## WHAT TO PRODUCE
Repeat each line of the material exactly.

## TASK INPUT
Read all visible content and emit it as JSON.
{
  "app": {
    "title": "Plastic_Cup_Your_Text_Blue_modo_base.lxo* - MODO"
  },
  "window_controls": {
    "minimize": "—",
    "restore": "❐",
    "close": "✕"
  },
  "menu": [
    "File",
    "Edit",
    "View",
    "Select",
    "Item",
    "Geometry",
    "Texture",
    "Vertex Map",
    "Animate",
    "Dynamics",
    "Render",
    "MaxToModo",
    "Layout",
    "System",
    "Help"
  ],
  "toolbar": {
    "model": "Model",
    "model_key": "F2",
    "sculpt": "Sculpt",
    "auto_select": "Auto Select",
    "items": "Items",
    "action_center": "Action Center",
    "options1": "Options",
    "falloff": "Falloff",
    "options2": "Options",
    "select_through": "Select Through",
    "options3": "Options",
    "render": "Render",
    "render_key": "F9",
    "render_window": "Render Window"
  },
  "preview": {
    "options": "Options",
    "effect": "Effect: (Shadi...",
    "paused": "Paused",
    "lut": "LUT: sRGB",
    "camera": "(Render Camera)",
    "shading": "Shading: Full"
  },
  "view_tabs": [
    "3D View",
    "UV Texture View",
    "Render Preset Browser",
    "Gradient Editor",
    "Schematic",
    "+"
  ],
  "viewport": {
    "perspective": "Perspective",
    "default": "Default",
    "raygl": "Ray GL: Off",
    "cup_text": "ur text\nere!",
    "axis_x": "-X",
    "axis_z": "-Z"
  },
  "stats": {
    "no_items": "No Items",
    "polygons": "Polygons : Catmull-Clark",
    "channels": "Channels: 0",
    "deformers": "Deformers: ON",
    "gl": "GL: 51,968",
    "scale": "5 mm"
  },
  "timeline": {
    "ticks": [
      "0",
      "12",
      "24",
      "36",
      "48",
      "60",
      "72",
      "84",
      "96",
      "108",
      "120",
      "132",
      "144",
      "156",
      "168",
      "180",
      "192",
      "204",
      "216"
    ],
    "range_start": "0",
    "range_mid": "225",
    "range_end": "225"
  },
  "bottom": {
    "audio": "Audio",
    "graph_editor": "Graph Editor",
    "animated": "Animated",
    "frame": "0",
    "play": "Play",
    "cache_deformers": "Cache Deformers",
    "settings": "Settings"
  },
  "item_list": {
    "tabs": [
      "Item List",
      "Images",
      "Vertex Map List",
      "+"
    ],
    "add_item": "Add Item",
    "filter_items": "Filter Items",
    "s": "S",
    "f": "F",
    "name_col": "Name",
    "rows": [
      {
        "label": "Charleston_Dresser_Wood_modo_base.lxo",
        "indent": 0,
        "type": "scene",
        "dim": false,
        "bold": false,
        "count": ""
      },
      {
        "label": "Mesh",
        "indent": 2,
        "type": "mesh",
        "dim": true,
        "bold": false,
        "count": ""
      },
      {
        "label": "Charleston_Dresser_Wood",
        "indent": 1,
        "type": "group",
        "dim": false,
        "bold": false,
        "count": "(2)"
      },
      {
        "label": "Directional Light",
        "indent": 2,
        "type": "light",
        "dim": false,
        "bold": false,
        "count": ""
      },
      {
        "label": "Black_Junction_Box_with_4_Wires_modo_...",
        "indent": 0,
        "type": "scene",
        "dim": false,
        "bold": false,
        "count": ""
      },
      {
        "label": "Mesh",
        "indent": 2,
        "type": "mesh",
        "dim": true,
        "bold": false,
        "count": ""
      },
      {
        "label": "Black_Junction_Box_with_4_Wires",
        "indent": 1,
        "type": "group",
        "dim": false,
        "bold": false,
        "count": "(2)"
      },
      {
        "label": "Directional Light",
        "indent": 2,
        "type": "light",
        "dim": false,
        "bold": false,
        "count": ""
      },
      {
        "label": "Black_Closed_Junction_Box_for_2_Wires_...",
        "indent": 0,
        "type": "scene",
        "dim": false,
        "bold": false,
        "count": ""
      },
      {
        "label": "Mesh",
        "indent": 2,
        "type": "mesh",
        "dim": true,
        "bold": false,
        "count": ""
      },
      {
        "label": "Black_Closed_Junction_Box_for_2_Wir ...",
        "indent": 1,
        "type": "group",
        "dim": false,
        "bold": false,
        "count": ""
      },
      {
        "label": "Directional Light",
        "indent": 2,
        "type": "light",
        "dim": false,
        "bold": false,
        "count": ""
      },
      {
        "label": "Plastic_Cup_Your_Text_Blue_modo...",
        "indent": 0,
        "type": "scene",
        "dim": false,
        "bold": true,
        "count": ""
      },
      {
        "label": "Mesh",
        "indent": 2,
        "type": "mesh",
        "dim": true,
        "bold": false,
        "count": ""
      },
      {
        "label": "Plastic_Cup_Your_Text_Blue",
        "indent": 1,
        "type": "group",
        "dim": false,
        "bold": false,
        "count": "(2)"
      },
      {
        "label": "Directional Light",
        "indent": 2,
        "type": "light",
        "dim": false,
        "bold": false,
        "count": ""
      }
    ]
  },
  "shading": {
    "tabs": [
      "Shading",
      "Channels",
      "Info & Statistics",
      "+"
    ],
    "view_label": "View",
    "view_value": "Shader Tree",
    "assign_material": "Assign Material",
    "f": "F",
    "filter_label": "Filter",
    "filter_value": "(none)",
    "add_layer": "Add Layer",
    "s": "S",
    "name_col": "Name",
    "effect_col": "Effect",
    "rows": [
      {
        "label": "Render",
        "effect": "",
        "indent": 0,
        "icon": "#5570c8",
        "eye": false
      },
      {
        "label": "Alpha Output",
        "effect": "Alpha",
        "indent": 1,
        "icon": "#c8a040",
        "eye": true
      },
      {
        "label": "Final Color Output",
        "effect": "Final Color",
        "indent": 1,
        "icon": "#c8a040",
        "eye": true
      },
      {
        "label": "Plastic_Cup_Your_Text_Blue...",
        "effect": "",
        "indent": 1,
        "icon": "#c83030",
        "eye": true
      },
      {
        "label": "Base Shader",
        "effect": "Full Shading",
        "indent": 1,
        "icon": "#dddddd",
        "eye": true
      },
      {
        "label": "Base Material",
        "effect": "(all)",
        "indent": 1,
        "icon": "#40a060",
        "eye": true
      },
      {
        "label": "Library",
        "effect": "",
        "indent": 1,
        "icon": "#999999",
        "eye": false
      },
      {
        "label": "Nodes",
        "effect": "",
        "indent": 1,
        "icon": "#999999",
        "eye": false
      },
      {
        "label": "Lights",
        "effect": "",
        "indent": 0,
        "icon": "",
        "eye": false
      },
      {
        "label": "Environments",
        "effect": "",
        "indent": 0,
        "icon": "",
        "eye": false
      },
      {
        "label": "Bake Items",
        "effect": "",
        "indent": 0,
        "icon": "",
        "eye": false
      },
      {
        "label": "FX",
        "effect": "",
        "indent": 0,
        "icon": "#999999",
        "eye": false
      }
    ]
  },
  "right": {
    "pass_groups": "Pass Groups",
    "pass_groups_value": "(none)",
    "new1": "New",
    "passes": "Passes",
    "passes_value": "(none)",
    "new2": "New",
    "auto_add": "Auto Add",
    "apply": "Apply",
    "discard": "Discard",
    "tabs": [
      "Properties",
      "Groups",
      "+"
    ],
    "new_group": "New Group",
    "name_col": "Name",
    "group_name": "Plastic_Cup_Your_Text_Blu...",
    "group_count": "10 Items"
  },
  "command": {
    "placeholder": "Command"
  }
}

## THE RESULT
Read all visible content and emit it as JSON.
{
  "app": {
    "title": "Plastic_Cup_Your_Text_Blue_modo_base.lxo* - MODO"
  },
  "window_controls": {
    "minimize": "—",
    "restore": "❐",
    "close": "✕"
  },
  "menu": [
    "File",
    "Edit",
    "View",
    "Select",
    "Item",
    "Geometry",
    "Texture",
    "Vertex Map",
    "Animate",
    "Dynamics",
    "Render",
    "MaxToModo",
    "Layout",
    "System",
    "Help"
  ],
  "toolbar": {
    "model": "Model",
    "model_key": "F2",
    "sculpt": "Sculpt",
    "auto_select": "Auto Select",
    "items": "Items",
    "action_center": "Action Center",
    "options1": "Options",
    "falloff": "Falloff",
    "options2": "Options",
    "select_through": "Select Through",
    "options3": "Options",
    "render": "Render",
    "render_key": "F9",
    "render_window": "Render Window"
  },
  "preview": {
    "options": "Options",
    "effect": "Effect: (Shadi...",
    "paused": "Paused",
    "lut": "LUT: sRGB",
    "camera": "(Render Camera)",
    "shading": "Shading: Full"
  },
  "view_tabs": [
    "3D View",
    "UV Texture View",
    "Render Preset Browser",
    "Gradient Editor",
    "Schematic",
    "+"
  ],
  "viewport": {
    "perspective": "Perspective",
    "default": "Default",
    "raygl": "Ray GL: Off",
    "cup_text": "ur text\nere!",
    "axis_x": "-X",
    "axis_z": "-Z"
  },
  "stats": {
    "no_items": "No Items",
    "polygons": "Polygons : Catmull-Clark",
    "channels": "Channels: 0",
    "deformers": "Deformers: ON",
    "gl": "GL: 51,968",
    "scale": "5 mm"
  },
  "timeline": {
    "ticks": [
      "0",
      "12",
      "24",
      "36",
      "48",
      "60",
      "72",
      "84",
      "96",
      "108",
      "120",
      "132",
      "144",
      "156",
      "168",
      "180",
      "192",
      "204",
      "216"
    ],
    "range_start": "0",
    "range_mid": "225",
    "range_end": "225"
  },
  "bottom": {
    "audio": "Audio",
    "graph_editor": "Graph Editor",
    "animated": "Animated",
    "frame": "0",
    "play": "Play",
    "cache_deformers": "Cache Deformers",
    "settings": "Settings"
  },
  "item_list": {
    "tabs": [
      "Item List",
      "Images",
      "Vertex Map List",
      "+"
    ],
    "add_item": "Add Item",
    "filter_items": "Filter Items",
    "s": "S",
    "f": "F",
    "name_col": "Name",
    "rows": [
      {
        "label": "Charleston_Dresser_Wood_modo_base.lxo",
        "indent": 0,
        "type": "scene",
        "dim": false,
        "bold": false,
        "count": ""
      },
      {
        "label": "Mesh",
        "indent": 2,
        "type": "mesh",
        "dim": true,
        "bold": false,
        "count": ""
      },
      {
        "label": "Charleston_Dresser_Wood",
        "indent": 1,
        "type": "group",
        "dim": false,
        "bold": false,
        "count": "(2)"
      },
      {
        "label": "Directional Light",
        "indent": 2,
        "type": "light",
        "dim": false,
        "bold": false,
        "count": ""
      },
      {
        "label": "Black_Junction_Box_with_4_Wires_modo_...",
        "indent": 0,
        "type": "scene",
        "dim": false,
        "bold": false,
        "count": ""
      },
      {
        "label": "Mesh",
        "indent": 2,
        "type": "mesh",
        "dim": true,
        "bold": false,
        "count": ""
      },
      {
        "label": "Black_Junction_Box_with_4_Wires",
        "indent": 1,
        "type": "group",
        "dim": false,
        "bold": false,
        "count": "(2)"
      },
      {
        "label": "Directional Light",
        "indent": 2,
        "type": "light",
        "dim": false,
        "bold": false,
        "count": ""
      },
      {
        "label": "Black_Closed_Junction_Box_for_2_Wires_...",
        "indent": 0,
        "type": "scene",
        "dim": false,
        "bold": false,
        "count": ""
      },
      {
        "label": "Mesh",
        "indent": 2,
        "type": "mesh",
        "dim": true,
        "bold": false,
        "count": ""
      },
      {
        "label": "Black_Closed_Junction_Box_for_2_Wir ...",
        "indent": 1,
        "type": "group",
        "dim": false,
        "bold": false,
        "count": ""
      },
      {
        "label": "Directional Light",
        "indent": 2,
        "type": "light",
        "dim": false,
        "bold": false,
        "count": ""
      },
      {
        "label": "Plastic_Cup_Your_Text_Blue_modo...",
        "indent": 0,
        "type": "scene",
        "dim": false,
        "bold": true,
        "count": ""
      },
      {
        "label": "Mesh",
        "indent": 2,
        "type": "mesh",
        "dim": true,
        "bold": false,
        "count": ""
      },
      {
        "label": "Plastic_Cup_Your_Text_Blue",
        "indent": 1,
        "type": "group",
        "dim": false,
        "bold": false,
        "count": "(2)"
      },
      {
        "label": "Directional Light",
        "indent": 2,
        "type": "light",
        "dim": false,
        "bold": false,
        "count": ""
      }
    ]
  },
  "shading": {
    "tabs": [
      "Shading",
      "Channels",
      "Info & Statistics",
      "+"
    ],
    "view_label": "View",
    "view_value": "Shader Tree",
    "assign_material": "Assign Material",
    "f": "F",
    "filter_label": "Filter",
    "filter_value": "(none)",
    "add_layer": "Add Layer",
    "s": "S",
    "name_col": "Name",
    "effect_col": "Effect",
    "rows": [
      {
        "label": "Render",
        "effect": "",
        "indent": 0,
        "icon": "#5570c8",
        "eye": false
      },
      {
        "label": "Alpha Output",
        "effect": "Alpha",
        "indent": 1,
        "icon": "#c8a040",
        "eye": true
      },
      {
        "label": "Final Color Output",
        "effect": "Final Color",
        "indent": 1,
        "icon": "#c8a040",
        "eye": true
      },
      {
        "label": "Plastic_Cup_Your_Text_Blue...",
        "effect": "",
        "indent": 1,
        "icon": "#c83030",
        "eye": true
      },
      {
        "label": "Base Shader",
        "effect": "Full Shading",
        "indent": 1,
        "icon": "#dddddd",
        "eye": true
      },
      {
        "label": "Base Material",
        "effect": "(all)",
        "indent": 1,
        "icon": "#40a060",
        "eye": true
      },
      {
        "label": "Library",
        "effect": "",
        "indent": 1,
        "icon": "#999999",
        "eye": false
      },
      {
        "label": "Nodes",
        "effect": "",
        "indent": 1,
        "icon": "#999999",
        "eye": false
      },
      {
        "label": "Lights",
        "effect": "",
        "indent": 0,
        "icon": "",
        "eye": false
      },
      {
        "label": "Environments",
        "effect": "",
        "indent": 0,
        "icon": "",
        "eye": false
      },
      {
        "label": "Bake Items",
        "effect": "",
        "indent": 0,
        "icon": "",
        "eye": false
      },
      {
        "label": "FX",
        "effect": "",
        "indent": 0,
        "icon": "#999999",
        "eye": false
      }
    ]
  },
  "right": {
    "pass_groups": "Pass Groups",
    "pass_groups_value": "(none)",
    "new1": "New",
    "passes": "Passes",
    "passes_value": "(none)",
    "new2": "New",
    "auto_add": "Auto Add",
    "apply": "Apply",
    "discard": "Discard",
    "tabs": [
      "Properties",
      "Groups",
      "+"
    ],
    "new_group": "New Group",
    "name_col": "Name",
    "group_name": "Plastic_Cup_Your_Text_Blu...",
    "group_count": "10 Items"
  },
  "command": {
    "placeholder": "Command"
  }
}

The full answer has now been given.